> Instructions to follow
Below are some records. Say in a single number how many of their lines include the word "true".

> The records
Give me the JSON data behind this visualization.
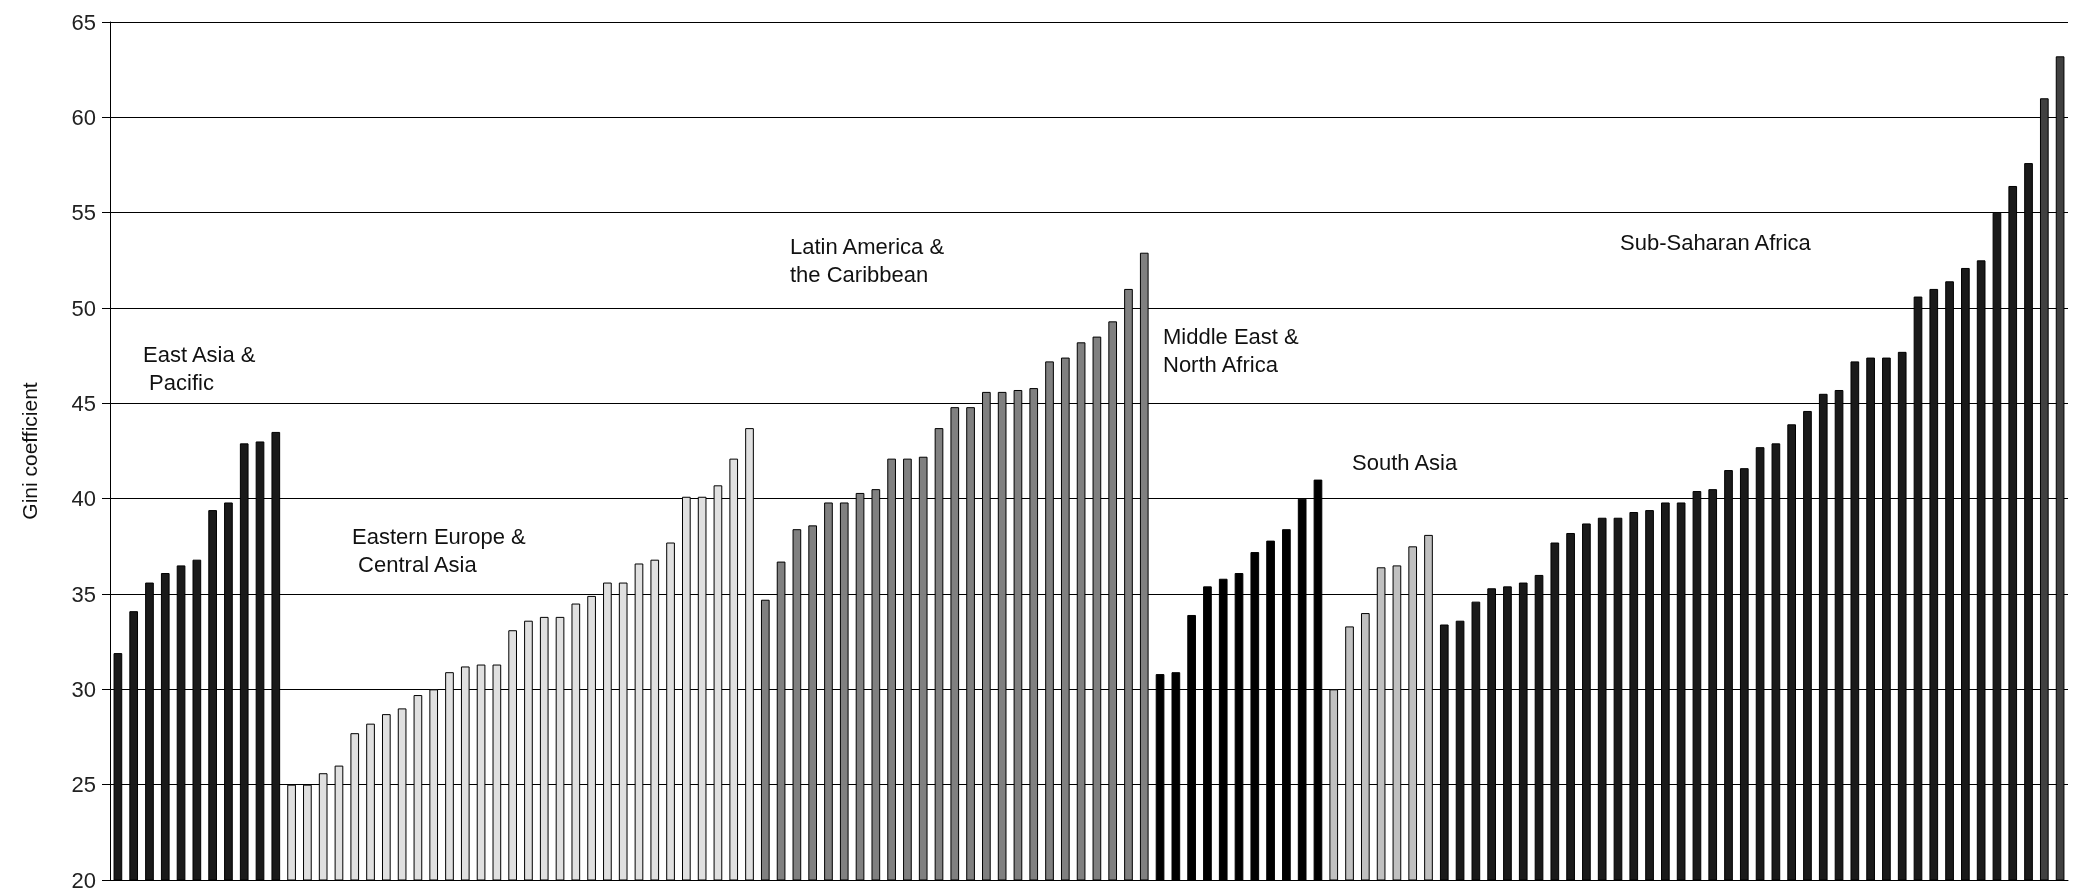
{
  "chart_data": {
    "type": "bar",
    "ylabel": "Gini coefficient",
    "categories": [
      null,
      null,
      null,
      null,
      null,
      null,
      null,
      null,
      null,
      null,
      null,
      null,
      null,
      null,
      null,
      null,
      null,
      null,
      null,
      null,
      null,
      null,
      null,
      null,
      null,
      null,
      null,
      null,
      null,
      null,
      null,
      null,
      null,
      null,
      null,
      null,
      null,
      null,
      null,
      null,
      null,
      null,
      null,
      null,
      null,
      null,
      null,
      null,
      null,
      null,
      null,
      null,
      null,
      null,
      null,
      null,
      null,
      null,
      null,
      null,
      null,
      null,
      null,
      null,
      null,
      null,
      null,
      null,
      null,
      null,
      null,
      null,
      null,
      null,
      null,
      null,
      null,
      null,
      null,
      null,
      null,
      null,
      null,
      null,
      null,
      null,
      null,
      null,
      null,
      null,
      null,
      null,
      null,
      null,
      null,
      null,
      null,
      null,
      null,
      null,
      null,
      null,
      null,
      null,
      null,
      null,
      null,
      null,
      null,
      null,
      null,
      null,
      null,
      null,
      null,
      null,
      null,
      null,
      null,
      null,
      null,
      null,
      null,
      null
    ],
    "values": [
      31.9,
      34.1,
      35.6,
      36.1,
      36.5,
      36.8,
      39.4,
      39.8,
      42.9,
      43.0,
      43.5,
      25.0,
      25.0,
      25.6,
      26.0,
      27.7,
      28.2,
      28.7,
      29.0,
      29.7,
      30.0,
      30.9,
      31.2,
      31.3,
      31.3,
      33.1,
      33.6,
      33.8,
      33.8,
      34.5,
      34.9,
      35.6,
      35.6,
      36.6,
      36.8,
      37.7,
      40.1,
      40.1,
      40.7,
      42.1,
      43.7,
      34.7,
      36.7,
      38.4,
      38.6,
      39.8,
      39.8,
      40.3,
      40.5,
      42.1,
      42.1,
      42.2,
      43.7,
      44.8,
      44.8,
      45.6,
      45.6,
      45.7,
      45.8,
      47.2,
      47.4,
      48.2,
      48.5,
      49.3,
      51.0,
      52.9,
      30.8,
      30.9,
      33.9,
      35.4,
      35.8,
      36.1,
      37.2,
      37.8,
      38.4,
      40.0,
      41.0,
      30.0,
      33.3,
      34.0,
      36.4,
      36.5,
      37.5,
      38.1,
      33.4,
      33.6,
      34.6,
      35.3,
      35.4,
      35.6,
      36.0,
      37.7,
      38.2,
      38.7,
      39.0,
      39.0,
      39.3,
      39.4,
      39.8,
      39.8,
      40.4,
      40.5,
      41.5,
      41.6,
      42.7,
      42.9,
      43.9,
      44.6,
      45.5,
      45.7,
      47.2,
      47.4,
      47.4,
      47.7,
      50.6,
      51.0,
      51.4,
      52.1,
      52.5,
      55.0,
      56.4,
      57.6,
      61.0,
      63.2
    ],
    "colors": [
      "#1a1a1a",
      "#1a1a1a",
      "#1a1a1a",
      "#1a1a1a",
      "#1a1a1a",
      "#1a1a1a",
      "#1a1a1a",
      "#1a1a1a",
      "#1a1a1a",
      "#1a1a1a",
      "#1a1a1a",
      "#e0e0e0",
      "#e0e0e0",
      "#e0e0e0",
      "#e0e0e0",
      "#e0e0e0",
      "#e0e0e0",
      "#e0e0e0",
      "#e0e0e0",
      "#e0e0e0",
      "#e0e0e0",
      "#e0e0e0",
      "#e0e0e0",
      "#e0e0e0",
      "#e0e0e0",
      "#e0e0e0",
      "#e0e0e0",
      "#e0e0e0",
      "#e0e0e0",
      "#e0e0e0",
      "#e0e0e0",
      "#e0e0e0",
      "#e0e0e0",
      "#e0e0e0",
      "#e0e0e0",
      "#e0e0e0",
      "#e0e0e0",
      "#e0e0e0",
      "#e0e0e0",
      "#e0e0e0",
      "#e0e0e0",
      "#808080",
      "#808080",
      "#808080",
      "#808080",
      "#808080",
      "#808080",
      "#808080",
      "#808080",
      "#808080",
      "#808080",
      "#808080",
      "#808080",
      "#808080",
      "#808080",
      "#808080",
      "#808080",
      "#808080",
      "#808080",
      "#808080",
      "#808080",
      "#808080",
      "#808080",
      "#808080",
      "#808080",
      "#808080",
      "#000000",
      "#000000",
      "#000000",
      "#000000",
      "#000000",
      "#000000",
      "#000000",
      "#000000",
      "#000000",
      "#000000",
      "#000000",
      "#c0c0c0",
      "#c0c0c0",
      "#c0c0c0",
      "#c0c0c0",
      "#c0c0c0",
      "#c0c0c0",
      "#c0c0c0",
      "#1a1a1a",
      "#1a1a1a",
      "#1a1a1a",
      "#1a1a1a",
      "#1a1a1a",
      "#1a1a1a",
      "#1a1a1a",
      "#1a1a1a",
      "#1a1a1a",
      "#1a1a1a",
      "#1a1a1a",
      "#1a1a1a",
      "#1a1a1a",
      "#1a1a1a",
      "#1a1a1a",
      "#1a1a1a",
      "#1a1a1a",
      "#1a1a1a",
      "#1a1a1a",
      "#1a1a1a",
      "#1a1a1a",
      "#1a1a1a",
      "#1a1a1a",
      "#1a1a1a",
      "#1a1a1a",
      "#1a1a1a",
      "#1a1a1a",
      "#1a1a1a",
      "#1a1a1a",
      "#1a1a1a",
      "#1a1a1a",
      "#1a1a1a",
      "#1a1a1a",
      "#1a1a1a",
      "#1a1a1a",
      "#1a1a1a",
      "#1a1a1a",
      "#1a1a1a",
      "#404040",
      "#404040"
    ],
    "annotations": [
      "East Asia &\n Pacific",
      "Eastern Europe &\n Central Asia",
      "Latin America &\nthe Caribbean",
      "Middle East &\nNorth Africa",
      "South Asia",
      "Sub-Saharan Africa"
    ],
    "ylim": [
      20,
      65
    ],
    "yticks": [
      20,
      25,
      30,
      35,
      40,
      45,
      50,
      55,
      60,
      65
    ],
    "grid": "y"
  }
}
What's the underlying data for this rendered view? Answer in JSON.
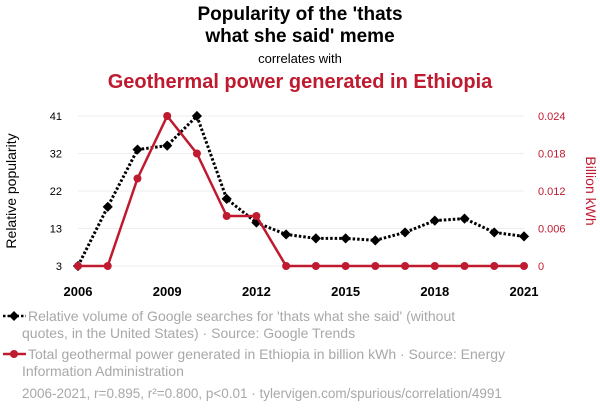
{
  "title_lines": [
    "Popularity of the 'thats",
    "what she said' meme"
  ],
  "subtitle": "correlates with",
  "second_title": "Geothermal power generated in Ethiopia",
  "chart_data": {
    "type": "line",
    "x": [
      2006,
      2007,
      2008,
      2009,
      2010,
      2011,
      2012,
      2013,
      2014,
      2015,
      2016,
      2017,
      2018,
      2019,
      2020,
      2021
    ],
    "x_ticks": [
      "2006",
      "2009",
      "2012",
      "2015",
      "2018",
      "2021"
    ],
    "xlim": [
      2006,
      2021
    ],
    "left_axis": {
      "label": "Relative popularity",
      "ticks": [
        "3",
        "13",
        "22",
        "32",
        "41"
      ],
      "ylim": [
        3,
        41
      ]
    },
    "right_axis": {
      "label": "Billion kWh",
      "ticks": [
        "0",
        "0.006",
        "0.012",
        "0.018",
        "0.024"
      ],
      "ylim": [
        0,
        0.024
      ]
    },
    "series": [
      {
        "axis": "left",
        "values": [
          3,
          18,
          32.5,
          33.5,
          41,
          20,
          14,
          11,
          10,
          10,
          9.5,
          11.5,
          14.5,
          15,
          11.5,
          10.5
        ],
        "legend": "Relative volume of Google searches for 'thats what she said' (without quotes, in the United States) · Source: Google Trends",
        "color": "#000000",
        "style": "dotted",
        "marker": "diamond"
      },
      {
        "axis": "right",
        "values": [
          0,
          0,
          0.014,
          0.024,
          0.018,
          0.008,
          0.008,
          0,
          0,
          0,
          0,
          0,
          0,
          0,
          0,
          0
        ],
        "legend": "Total geothermal power generated in Ethiopia in billion kWh · Source: Energy Information Administration",
        "color": "#bf1a2f",
        "style": "solid",
        "marker": "circle"
      }
    ],
    "grid": true
  },
  "legend": {
    "series1_lines": [
      "Relative volume of Google searches for 'thats what she said' (without",
      "quotes, in the United States) · Source: Google Trends"
    ],
    "series2_lines": [
      "Total geothermal power generated in Ethiopia in billion kWh · Source: Energy",
      "Information Administration"
    ]
  },
  "footer": "2006-2021, r=0.895, r²=0.800, p<0.01 · tylervigen.com/spurious/correlation/4991",
  "colors": {
    "series1": "#000000",
    "series2": "#bf1a2f",
    "grid": "#eeeeee",
    "legend_text": "#a8a8a8"
  }
}
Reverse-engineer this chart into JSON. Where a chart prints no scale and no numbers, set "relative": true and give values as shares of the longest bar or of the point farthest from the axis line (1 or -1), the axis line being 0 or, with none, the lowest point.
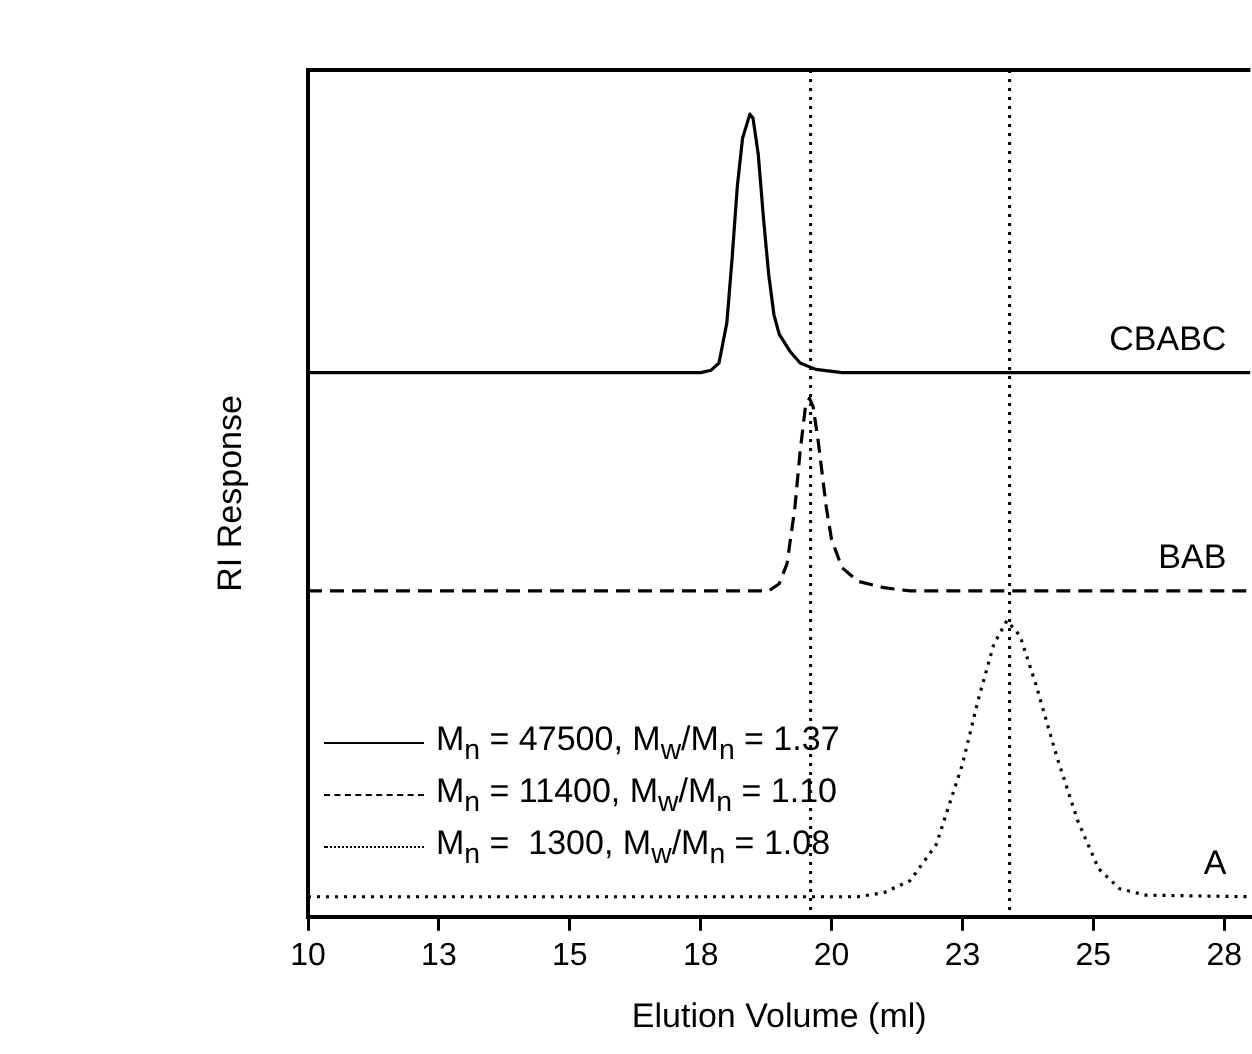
{
  "chart_data": {
    "type": "line",
    "xlabel": "Elution Volume (ml)",
    "ylabel": "RI Response",
    "relative": true,
    "xlim": [
      10,
      28
    ],
    "xticks": [
      10,
      {
        "value": 12.5,
        "label": "13"
      },
      15,
      {
        "value": 17.5,
        "label": "18"
      },
      20,
      {
        "value": 22.5,
        "label": "23"
      },
      25,
      {
        "value": 27.5,
        "label": "28"
      }
    ],
    "grid": false,
    "legend": "bottom left",
    "marker": "none",
    "series": [
      {
        "name": "M$_{n}$ = 47500, M$_{w}$/M$_{n}$ = 1.37",
        "color": "#000000",
        "line_style": "solid",
        "x": [
          10,
          17.5,
          17.7,
          17.85,
          18.0,
          18.1,
          18.2,
          18.3,
          18.44,
          18.5,
          18.6,
          18.7,
          18.8,
          18.9,
          19.0,
          19.2,
          19.4,
          19.7,
          20.2,
          28
        ],
        "values": [
          0.678,
          0.678,
          0.681,
          0.69,
          0.74,
          0.82,
          0.91,
          0.97,
          1.0,
          0.995,
          0.95,
          0.87,
          0.8,
          0.75,
          0.726,
          0.705,
          0.69,
          0.682,
          0.678,
          0.678
        ]
      },
      {
        "name": "M$_{n}$ = 11400, M$_{w}$/M$_{n}$ = 1.10",
        "color": "#000000",
        "line_style": "dashed",
        "x": [
          10,
          18.8,
          19.0,
          19.15,
          19.3,
          19.4,
          19.5,
          19.58,
          19.65,
          19.75,
          19.9,
          20.0,
          20.2,
          20.5,
          21.0,
          21.5,
          28
        ],
        "values": [
          0.406,
          0.406,
          0.415,
          0.44,
          0.51,
          0.58,
          0.635,
          0.646,
          0.635,
          0.59,
          0.51,
          0.47,
          0.435,
          0.418,
          0.41,
          0.406,
          0.406
        ]
      },
      {
        "name": "M$_{n}$ =  1300, M$_{w}$/M$_{n}$ = 1.08",
        "color": "#000000",
        "line_style": "dotted",
        "x": [
          10,
          20.5,
          21.0,
          21.5,
          22.0,
          22.5,
          22.8,
          23.1,
          23.35,
          23.6,
          23.9,
          24.3,
          24.7,
          25.1,
          25.5,
          26.0,
          28
        ],
        "values": [
          0.025,
          0.025,
          0.03,
          0.045,
          0.09,
          0.19,
          0.27,
          0.34,
          0.369,
          0.35,
          0.29,
          0.2,
          0.12,
          0.06,
          0.035,
          0.027,
          0.025
        ]
      }
    ],
    "ref_lines": [
      {
        "axis": "x",
        "value": 19.6,
        "line_style": "dotted",
        "color": "#000000"
      },
      {
        "axis": "x",
        "value": 23.4,
        "line_style": "dotted",
        "color": "#000000"
      }
    ],
    "annotations": [
      "CBABC",
      "BAB",
      "A"
    ]
  }
}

> Written solution
3